* begin DATA EXTRACT *

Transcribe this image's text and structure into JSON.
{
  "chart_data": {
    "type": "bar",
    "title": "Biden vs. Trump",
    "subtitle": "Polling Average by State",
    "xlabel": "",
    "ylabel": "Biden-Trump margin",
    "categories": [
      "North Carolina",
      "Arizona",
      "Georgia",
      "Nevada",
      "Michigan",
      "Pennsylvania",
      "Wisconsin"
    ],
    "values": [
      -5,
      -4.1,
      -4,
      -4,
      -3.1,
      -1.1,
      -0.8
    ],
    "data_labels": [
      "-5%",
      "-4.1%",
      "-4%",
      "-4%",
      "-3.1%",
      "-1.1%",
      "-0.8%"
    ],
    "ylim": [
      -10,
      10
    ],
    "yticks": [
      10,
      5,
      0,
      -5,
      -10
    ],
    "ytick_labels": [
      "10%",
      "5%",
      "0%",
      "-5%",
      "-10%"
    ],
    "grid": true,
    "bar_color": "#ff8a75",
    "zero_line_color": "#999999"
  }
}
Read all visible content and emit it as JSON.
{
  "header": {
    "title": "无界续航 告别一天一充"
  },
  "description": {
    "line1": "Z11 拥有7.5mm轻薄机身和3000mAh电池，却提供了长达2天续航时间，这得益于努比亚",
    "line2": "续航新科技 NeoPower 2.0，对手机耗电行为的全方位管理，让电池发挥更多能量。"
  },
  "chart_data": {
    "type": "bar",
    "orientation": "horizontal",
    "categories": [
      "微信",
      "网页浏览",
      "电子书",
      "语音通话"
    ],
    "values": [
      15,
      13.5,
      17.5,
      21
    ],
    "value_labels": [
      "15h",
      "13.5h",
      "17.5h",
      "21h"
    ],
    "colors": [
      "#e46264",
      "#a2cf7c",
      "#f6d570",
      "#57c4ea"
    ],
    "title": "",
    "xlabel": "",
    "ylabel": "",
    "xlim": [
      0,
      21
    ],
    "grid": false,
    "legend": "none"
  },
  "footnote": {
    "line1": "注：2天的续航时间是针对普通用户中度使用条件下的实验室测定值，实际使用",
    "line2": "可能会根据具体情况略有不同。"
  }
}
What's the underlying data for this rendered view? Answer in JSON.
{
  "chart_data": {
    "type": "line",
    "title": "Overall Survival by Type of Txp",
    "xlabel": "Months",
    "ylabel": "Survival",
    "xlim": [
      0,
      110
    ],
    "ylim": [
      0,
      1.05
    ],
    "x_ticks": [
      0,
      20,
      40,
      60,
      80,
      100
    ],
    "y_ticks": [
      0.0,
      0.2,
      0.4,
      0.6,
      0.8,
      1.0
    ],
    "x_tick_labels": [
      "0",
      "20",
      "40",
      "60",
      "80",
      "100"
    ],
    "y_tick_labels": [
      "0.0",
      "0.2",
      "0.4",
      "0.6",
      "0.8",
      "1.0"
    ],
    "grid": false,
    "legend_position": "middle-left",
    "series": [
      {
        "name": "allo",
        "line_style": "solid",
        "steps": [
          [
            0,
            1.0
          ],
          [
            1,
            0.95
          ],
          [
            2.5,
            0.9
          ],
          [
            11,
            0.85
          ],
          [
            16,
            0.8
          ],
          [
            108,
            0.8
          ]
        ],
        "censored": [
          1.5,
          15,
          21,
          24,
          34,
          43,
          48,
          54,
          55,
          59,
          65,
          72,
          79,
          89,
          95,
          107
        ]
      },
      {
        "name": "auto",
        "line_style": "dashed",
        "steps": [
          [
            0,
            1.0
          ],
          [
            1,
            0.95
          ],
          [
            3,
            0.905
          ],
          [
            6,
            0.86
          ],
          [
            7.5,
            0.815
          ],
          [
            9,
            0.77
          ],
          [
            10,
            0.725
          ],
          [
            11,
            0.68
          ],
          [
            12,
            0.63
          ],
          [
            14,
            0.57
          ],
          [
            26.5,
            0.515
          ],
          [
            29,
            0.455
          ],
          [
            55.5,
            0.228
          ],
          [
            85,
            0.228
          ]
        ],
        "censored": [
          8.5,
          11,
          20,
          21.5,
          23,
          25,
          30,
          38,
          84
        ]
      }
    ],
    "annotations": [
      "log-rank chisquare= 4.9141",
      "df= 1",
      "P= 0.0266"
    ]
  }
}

* end DATA EXTRACT *

INSTRUCTION » All of the material above needs to be copied exactly.

FINISHED EXERCISE »
Transcribe this image's text and structure into JSON.
{
  "chart_data": {
    "type": "bar",
    "title": "Biden vs. Trump",
    "subtitle": "Polling Average by State",
    "xlabel": "",
    "ylabel": "Biden-Trump margin",
    "categories": [
      "North Carolina",
      "Arizona",
      "Georgia",
      "Nevada",
      "Michigan",
      "Pennsylvania",
      "Wisconsin"
    ],
    "values": [
      -5,
      -4.1,
      -4,
      -4,
      -3.1,
      -1.1,
      -0.8
    ],
    "data_labels": [
      "-5%",
      "-4.1%",
      "-4%",
      "-4%",
      "-3.1%",
      "-1.1%",
      "-0.8%"
    ],
    "ylim": [
      -10,
      10
    ],
    "yticks": [
      10,
      5,
      0,
      -5,
      -10
    ],
    "ytick_labels": [
      "10%",
      "5%",
      "0%",
      "-5%",
      "-10%"
    ],
    "grid": true,
    "bar_color": "#ff8a75",
    "zero_line_color": "#999999"
  }
}
Read all visible content and emit it as JSON.
{
  "header": {
    "title": "无界续航 告别一天一充"
  },
  "description": {
    "line1": "Z11 拥有7.5mm轻薄机身和3000mAh电池，却提供了长达2天续航时间，这得益于努比亚",
    "line2": "续航新科技 NeoPower 2.0，对手机耗电行为的全方位管理，让电池发挥更多能量。"
  },
  "chart_data": {
    "type": "bar",
    "orientation": "horizontal",
    "categories": [
      "微信",
      "网页浏览",
      "电子书",
      "语音通话"
    ],
    "values": [
      15,
      13.5,
      17.5,
      21
    ],
    "value_labels": [
      "15h",
      "13.5h",
      "17.5h",
      "21h"
    ],
    "colors": [
      "#e46264",
      "#a2cf7c",
      "#f6d570",
      "#57c4ea"
    ],
    "title": "",
    "xlabel": "",
    "ylabel": "",
    "xlim": [
      0,
      21
    ],
    "grid": false,
    "legend": "none"
  },
  "footnote": {
    "line1": "注：2天的续航时间是针对普通用户中度使用条件下的实验室测定值，实际使用",
    "line2": "可能会根据具体情况略有不同。"
  }
}
What's the underlying data for this rendered view? Answer in JSON.
{
  "chart_data": {
    "type": "line",
    "title": "Overall Survival by Type of Txp",
    "xlabel": "Months",
    "ylabel": "Survival",
    "xlim": [
      0,
      110
    ],
    "ylim": [
      0,
      1.05
    ],
    "x_ticks": [
      0,
      20,
      40,
      60,
      80,
      100
    ],
    "y_ticks": [
      0.0,
      0.2,
      0.4,
      0.6,
      0.8,
      1.0
    ],
    "x_tick_labels": [
      "0",
      "20",
      "40",
      "60",
      "80",
      "100"
    ],
    "y_tick_labels": [
      "0.0",
      "0.2",
      "0.4",
      "0.6",
      "0.8",
      "1.0"
    ],
    "grid": false,
    "legend_position": "middle-left",
    "series": [
      {
        "name": "allo",
        "line_style": "solid",
        "steps": [
          [
            0,
            1.0
          ],
          [
            1,
            0.95
          ],
          [
            2.5,
            0.9
          ],
          [
            11,
            0.85
          ],
          [
            16,
            0.8
          ],
          [
            108,
            0.8
          ]
        ],
        "censored": [
          1.5,
          15,
          21,
          24,
          34,
          43,
          48,
          54,
          55,
          59,
          65,
          72,
          79,
          89,
          95,
          107
        ]
      },
      {
        "name": "auto",
        "line_style": "dashed",
        "steps": [
          [
            0,
            1.0
          ],
          [
            1,
            0.95
          ],
          [
            3,
            0.905
          ],
          [
            6,
            0.86
          ],
          [
            7.5,
            0.815
          ],
          [
            9,
            0.77
          ],
          [
            10,
            0.725
          ],
          [
            11,
            0.68
          ],
          [
            12,
            0.63
          ],
          [
            14,
            0.57
          ],
          [
            26.5,
            0.515
          ],
          [
            29,
            0.455
          ],
          [
            55.5,
            0.228
          ],
          [
            85,
            0.228
          ]
        ],
        "censored": [
          8.5,
          11,
          20,
          21.5,
          23,
          25,
          30,
          38,
          84
        ]
      }
    ],
    "annotations": [
      "log-rank chisquare= 4.9141",
      "df= 1",
      "P= 0.0266"
    ]
  }
}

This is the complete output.